(Aim of the exercise): Lines containing the string "they" are to be counted. Write only how many there are.

___

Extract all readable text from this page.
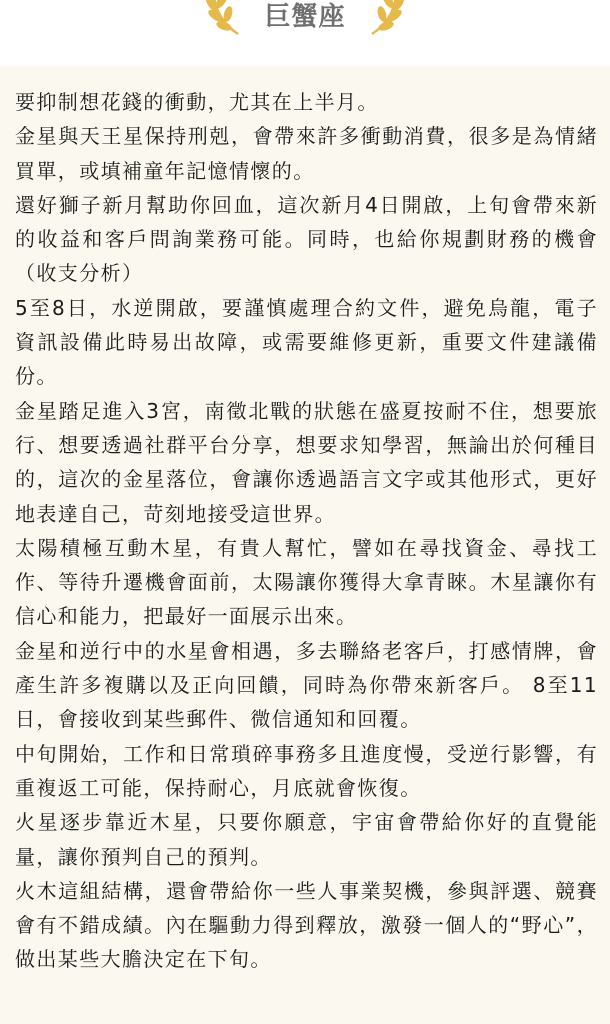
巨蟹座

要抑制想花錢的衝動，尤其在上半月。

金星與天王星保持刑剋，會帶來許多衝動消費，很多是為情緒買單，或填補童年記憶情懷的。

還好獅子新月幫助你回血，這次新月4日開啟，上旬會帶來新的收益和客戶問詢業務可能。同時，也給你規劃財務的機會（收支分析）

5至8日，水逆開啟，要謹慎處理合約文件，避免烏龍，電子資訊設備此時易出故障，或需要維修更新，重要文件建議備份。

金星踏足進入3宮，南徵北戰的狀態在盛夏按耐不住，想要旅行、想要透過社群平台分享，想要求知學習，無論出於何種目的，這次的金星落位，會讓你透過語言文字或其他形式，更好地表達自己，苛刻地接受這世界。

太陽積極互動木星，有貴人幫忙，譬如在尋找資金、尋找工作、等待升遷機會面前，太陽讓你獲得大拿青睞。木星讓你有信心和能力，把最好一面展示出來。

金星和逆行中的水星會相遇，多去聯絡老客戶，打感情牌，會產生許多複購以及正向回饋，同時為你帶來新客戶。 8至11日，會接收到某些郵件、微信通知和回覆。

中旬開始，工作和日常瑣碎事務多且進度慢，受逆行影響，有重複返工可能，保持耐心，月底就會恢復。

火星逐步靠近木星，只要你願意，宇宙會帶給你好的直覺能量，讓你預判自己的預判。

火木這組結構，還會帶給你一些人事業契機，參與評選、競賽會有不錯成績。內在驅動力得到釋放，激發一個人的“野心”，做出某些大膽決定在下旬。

___

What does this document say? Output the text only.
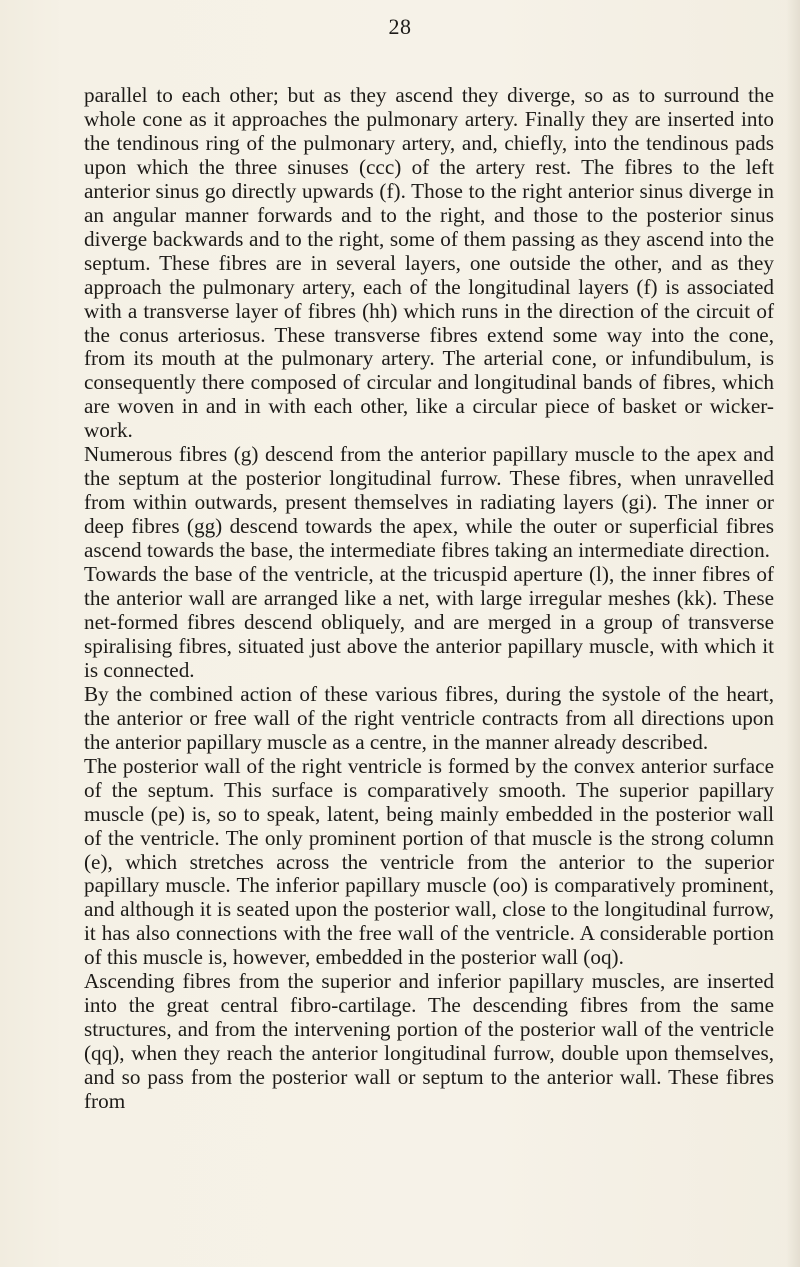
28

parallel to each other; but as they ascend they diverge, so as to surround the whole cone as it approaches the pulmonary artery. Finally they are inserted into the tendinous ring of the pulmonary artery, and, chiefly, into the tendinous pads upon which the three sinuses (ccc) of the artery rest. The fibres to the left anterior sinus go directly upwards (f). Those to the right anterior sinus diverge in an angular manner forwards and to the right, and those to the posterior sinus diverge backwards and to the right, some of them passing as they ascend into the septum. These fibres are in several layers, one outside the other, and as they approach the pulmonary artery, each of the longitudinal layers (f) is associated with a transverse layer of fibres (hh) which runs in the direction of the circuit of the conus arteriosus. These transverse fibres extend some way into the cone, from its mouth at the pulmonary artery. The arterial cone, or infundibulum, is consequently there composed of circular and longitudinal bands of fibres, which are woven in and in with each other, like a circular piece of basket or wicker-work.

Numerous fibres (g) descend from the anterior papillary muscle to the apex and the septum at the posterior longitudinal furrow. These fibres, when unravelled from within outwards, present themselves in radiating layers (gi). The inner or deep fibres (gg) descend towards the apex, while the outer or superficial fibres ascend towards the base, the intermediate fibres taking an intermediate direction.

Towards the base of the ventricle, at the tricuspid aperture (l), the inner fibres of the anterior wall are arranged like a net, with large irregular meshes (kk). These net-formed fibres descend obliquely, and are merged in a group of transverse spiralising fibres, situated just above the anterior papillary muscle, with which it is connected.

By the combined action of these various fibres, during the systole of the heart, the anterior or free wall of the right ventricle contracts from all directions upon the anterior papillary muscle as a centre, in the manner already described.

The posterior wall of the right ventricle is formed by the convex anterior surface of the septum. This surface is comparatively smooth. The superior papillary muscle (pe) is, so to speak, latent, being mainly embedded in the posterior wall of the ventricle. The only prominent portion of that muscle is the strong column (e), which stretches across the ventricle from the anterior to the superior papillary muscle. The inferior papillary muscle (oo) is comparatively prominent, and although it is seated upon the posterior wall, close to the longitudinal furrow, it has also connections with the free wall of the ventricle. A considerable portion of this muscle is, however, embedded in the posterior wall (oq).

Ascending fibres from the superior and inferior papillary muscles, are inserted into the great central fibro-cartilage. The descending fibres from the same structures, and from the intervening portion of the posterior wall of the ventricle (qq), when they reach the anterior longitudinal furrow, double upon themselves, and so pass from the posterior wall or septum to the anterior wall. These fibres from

___

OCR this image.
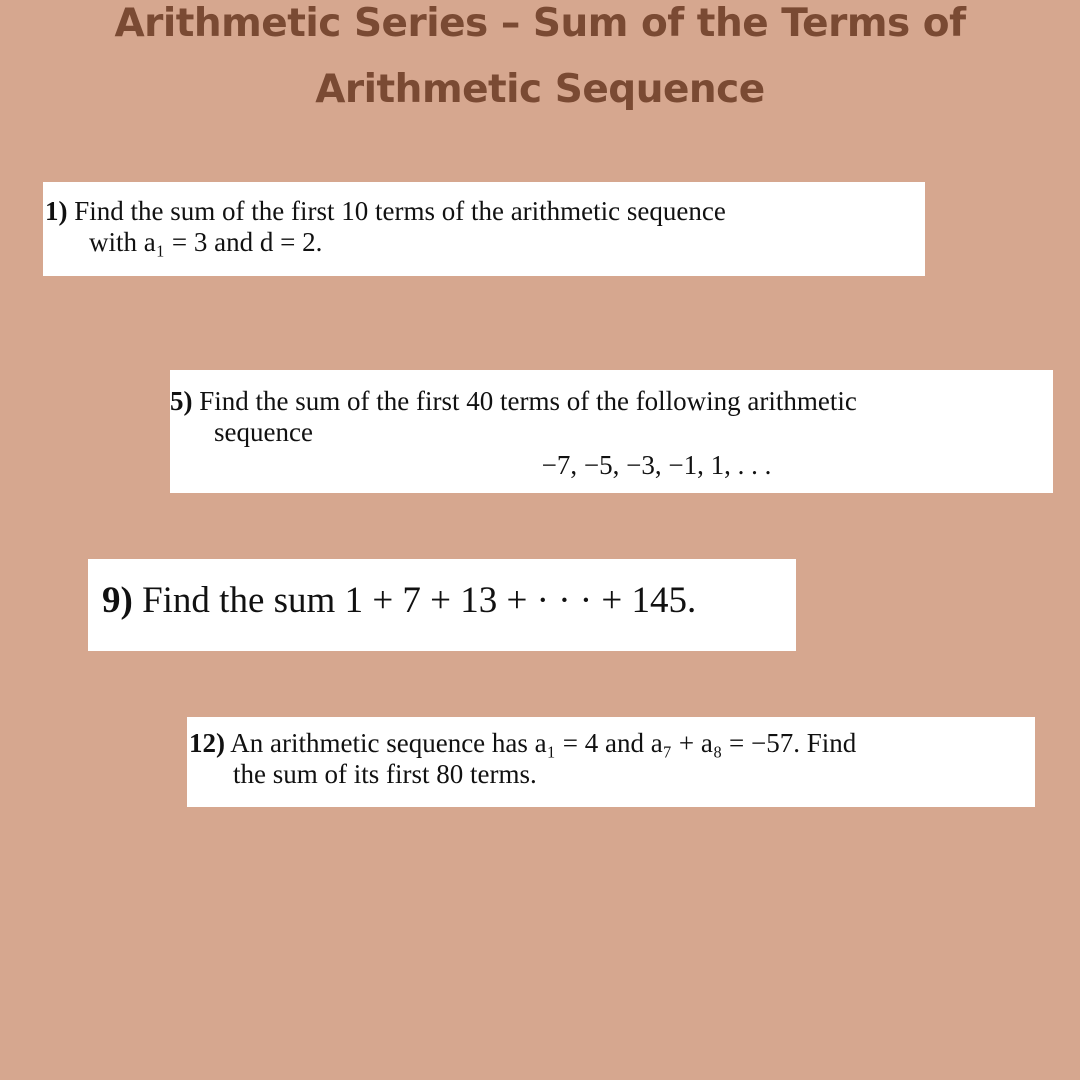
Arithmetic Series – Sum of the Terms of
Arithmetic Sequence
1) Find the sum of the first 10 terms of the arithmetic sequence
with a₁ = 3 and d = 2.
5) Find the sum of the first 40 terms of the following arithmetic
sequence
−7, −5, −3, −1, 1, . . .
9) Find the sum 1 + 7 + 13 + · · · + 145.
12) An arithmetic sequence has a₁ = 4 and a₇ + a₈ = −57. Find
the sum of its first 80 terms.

___

(Response to the exercise): 2